- **Task**: Count the lines in the material below that contain the string "アパート", treating case as significant, and give only that number.

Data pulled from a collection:
* begin *

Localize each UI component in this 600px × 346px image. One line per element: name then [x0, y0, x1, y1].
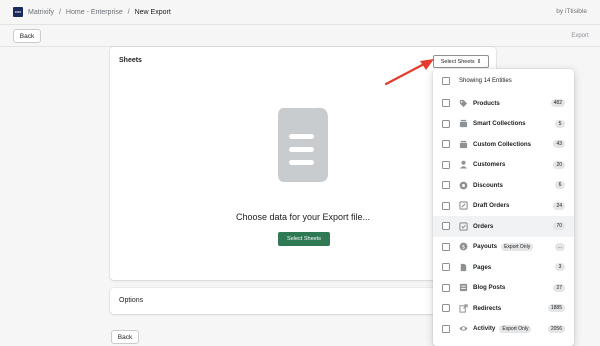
chevron-updown-icon: ⇕ [476, 58, 482, 65]
entity-row-discounts[interactable]: Discounts 6 [433, 175, 574, 196]
checkbox[interactable] [442, 99, 450, 108]
person-icon [459, 160, 468, 169]
entity-row-activity[interactable]: Activity Export Only 2056 [433, 319, 574, 340]
entity-row-payouts[interactable]: $ Payouts Export Only ... [433, 237, 574, 258]
app-logo: CSV [13, 7, 23, 17]
entity-label: Discounts [473, 181, 503, 189]
collection-icon [459, 140, 468, 149]
checkbox[interactable] [442, 263, 450, 272]
breadcrumb-separator: / [59, 8, 61, 16]
entity-row-redirects[interactable]: Redirects 1885 [433, 298, 574, 319]
entity-label: Blog Posts [473, 284, 506, 292]
checkbox[interactable] [442, 181, 450, 190]
entity-count-badge: 3 [555, 263, 565, 271]
document-icon [276, 104, 328, 184]
breadcrumb-current: New Export [134, 8, 171, 16]
entity-row-orders[interactable]: Orders 70 [433, 216, 574, 237]
entity-label: Customers [473, 161, 506, 169]
entity-row-draft-orders[interactable]: Draft Orders 24 [433, 196, 574, 217]
entity-label: Activity [473, 325, 496, 333]
breadcrumb: Matrixify / Home - Enterprise / New Expo… [28, 9, 171, 16]
entity-count-badge: 5 [555, 119, 565, 128]
top-bar: CSV Matrixify / Home - Enterprise / New … [0, 0, 600, 25]
entity-row-customers[interactable]: Customers 20 [433, 155, 574, 176]
select-sheets-button-primary[interactable]: Select Sheets [278, 232, 330, 246]
breadcrumb-separator: / [127, 8, 130, 16]
orders-icon [459, 222, 468, 231]
entity-row-blog-posts[interactable]: Blog Posts 27 [433, 278, 574, 299]
page-icon [459, 263, 468, 272]
entity-label: Draft Orders [473, 202, 510, 210]
checkbox[interactable] [442, 242, 450, 251]
entity-count-badge: 20 [553, 160, 565, 169]
checkbox[interactable] [442, 324, 450, 333]
export-button[interactable]: Export [566, 29, 594, 43]
checkbox[interactable] [442, 140, 450, 149]
entity-count-badge: ... [554, 242, 565, 251]
entity-row-custom-collections[interactable]: Custom Collections 43 [433, 134, 574, 155]
checkbox[interactable] [442, 222, 450, 231]
entity-count-badge: 27 [553, 283, 565, 292]
entity-label: Smart Collections [473, 120, 526, 128]
export-only-tag: Export Only [501, 242, 534, 251]
entity-count-badge: 2056 [547, 324, 565, 333]
entity-label: Redirects [473, 304, 502, 312]
redirect-icon [459, 304, 468, 313]
checkbox[interactable] [442, 119, 450, 128]
select-all-checkbox[interactable] [442, 77, 450, 86]
annotation-arrow-icon [384, 59, 434, 86]
blog-icon [459, 283, 468, 292]
breadcrumb-matrixify[interactable]: Matrixify [28, 9, 54, 16]
entity-label: Payouts [473, 243, 498, 251]
entity-count-badge: 482 [550, 99, 565, 107]
entity-label: Pages [473, 263, 492, 271]
svg-text:$: $ [462, 245, 465, 251]
entity-label: Products [473, 99, 500, 107]
tag-icon [459, 99, 468, 108]
entity-count-badge: 43 [553, 140, 565, 148]
collection-icon [459, 119, 468, 128]
checkbox[interactable] [442, 304, 450, 313]
entity-count-badge: 24 [553, 201, 565, 210]
breadcrumb-home[interactable]: Home - Enterprise [66, 9, 123, 16]
draft-icon [459, 201, 468, 210]
entity-label: Orders [473, 222, 494, 230]
select-sheets-dropdown-button[interactable]: Select Sheets ⇕ [433, 55, 489, 68]
dropdown-header[interactable]: Showing 14 Entities [433, 71, 574, 92]
entity-count-badge: 6 [555, 181, 565, 189]
checkbox[interactable] [442, 283, 450, 292]
sheets-title: Sheets [119, 57, 142, 64]
byline[interactable]: by iTtisible [556, 8, 587, 15]
entity-row-smart-collections[interactable]: Smart Collections 5 [433, 114, 574, 135]
entity-label: Custom Collections [473, 140, 532, 148]
back-button-bottom[interactable]: Back [111, 330, 139, 344]
entity-row-products[interactable]: Products 482 [433, 93, 574, 114]
discount-icon [459, 181, 468, 190]
entity-count-badge: 70 [553, 222, 565, 230]
action-bar: Back Export [0, 25, 600, 47]
entities-count-label: Showing 14 Entities [459, 78, 512, 85]
back-button-top[interactable]: Back [13, 29, 41, 43]
sheets-dropdown: Showing 14 Entities Products 482 Smart C… [433, 69, 574, 346]
select-sheets-label: Select Sheets [440, 58, 475, 65]
dollar-icon: $ [459, 242, 468, 251]
options-title: Options [119, 297, 144, 304]
checkbox[interactable] [442, 201, 450, 210]
eye-icon [459, 324, 468, 333]
entity-count-badge: 1885 [547, 304, 565, 312]
checkbox[interactable] [442, 160, 450, 169]
export-only-tag: Export Only [499, 324, 532, 333]
entity-row-pages[interactable]: Pages 3 [433, 257, 574, 278]
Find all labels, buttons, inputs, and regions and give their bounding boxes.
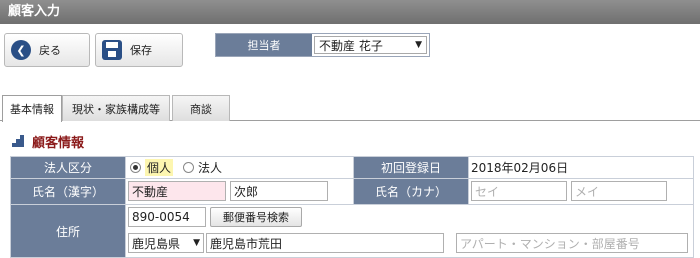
section-title: 顧客情報 bbox=[32, 135, 85, 151]
first-reg-label: 初回登録日 bbox=[354, 157, 468, 178]
address-label: 住所 bbox=[11, 205, 125, 257]
tab-current-family[interactable]: 現状・家族構成等 bbox=[62, 95, 170, 121]
assignee-select[interactable]: 不動産 花子 ▼ bbox=[314, 36, 427, 54]
address-cell: 890-0054 郵便番号検索 鹿児島県 ▼ 鹿児島市荒田 アパート・マンション… bbox=[126, 205, 693, 257]
dropdown-arrow-icon: ▼ bbox=[415, 40, 422, 50]
name-kana-cell: セイ メイ bbox=[469, 179, 693, 204]
prefecture-value: 鹿児島県 bbox=[132, 236, 181, 251]
building-input[interactable]: アパート・マンション・部屋番号 bbox=[456, 233, 688, 253]
name-kana-label: 氏名（カナ） bbox=[354, 179, 468, 204]
back-arrow-icon: ❮ bbox=[11, 40, 31, 60]
window-title: 顧客入力 bbox=[0, 0, 700, 24]
corp-type-field: 個人 法人 bbox=[126, 157, 353, 178]
dropdown-arrow-icon: ▼ bbox=[193, 238, 200, 248]
prefecture-select[interactable]: 鹿児島県 ▼ bbox=[128, 233, 204, 253]
corp-type-label: 法人区分 bbox=[11, 157, 125, 178]
grid-icon bbox=[12, 135, 24, 147]
save-button-label: 保存 bbox=[130, 44, 152, 57]
first-reg-value: 2018年02月06日 bbox=[469, 157, 693, 178]
last-name-kana-input[interactable]: セイ bbox=[471, 181, 567, 201]
postal-code-input[interactable]: 890-0054 bbox=[128, 207, 206, 227]
radio-corporation-label: 法人 bbox=[198, 161, 223, 175]
back-button[interactable]: ❮ 戻る bbox=[4, 33, 90, 67]
tab-bar: 基本情報 現状・家族構成等 商談 bbox=[0, 95, 700, 122]
radio-corporation[interactable] bbox=[183, 162, 195, 173]
tab-negotiation[interactable]: 商談 bbox=[172, 95, 230, 121]
save-button[interactable]: 保存 bbox=[95, 33, 183, 67]
city-input[interactable]: 鹿児島市荒田 bbox=[206, 233, 444, 253]
section-header: 顧客情報 bbox=[12, 133, 85, 151]
radio-individual-label: 個人 bbox=[145, 159, 174, 176]
back-button-label: 戻る bbox=[39, 44, 61, 57]
first-name-kanji-input[interactable]: 次郎 bbox=[230, 181, 328, 201]
assignee-label: 担当者 bbox=[216, 34, 312, 56]
name-kanji-label: 氏名（漢字） bbox=[11, 179, 125, 204]
radio-individual[interactable] bbox=[130, 162, 141, 173]
postal-search-button[interactable]: 郵便番号検索 bbox=[210, 207, 302, 227]
assignee-value: 不動産 花子 bbox=[319, 38, 383, 53]
save-icon bbox=[102, 40, 122, 60]
last-name-kanji-input[interactable]: 不動産 bbox=[128, 181, 226, 201]
assignee-field: 担当者 不動産 花子 ▼ bbox=[215, 33, 430, 57]
name-kanji-cell: 不動産 次郎 bbox=[126, 179, 353, 204]
tab-basic-info[interactable]: 基本情報 bbox=[2, 95, 62, 122]
first-name-kana-input[interactable]: メイ bbox=[571, 181, 667, 201]
customer-form: 法人区分 個人 法人 初回登録日 2018年02月06日 氏名（漢字） 不動産 … bbox=[10, 156, 694, 258]
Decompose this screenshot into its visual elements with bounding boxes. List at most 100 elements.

* end *

- **Answer in full**: 2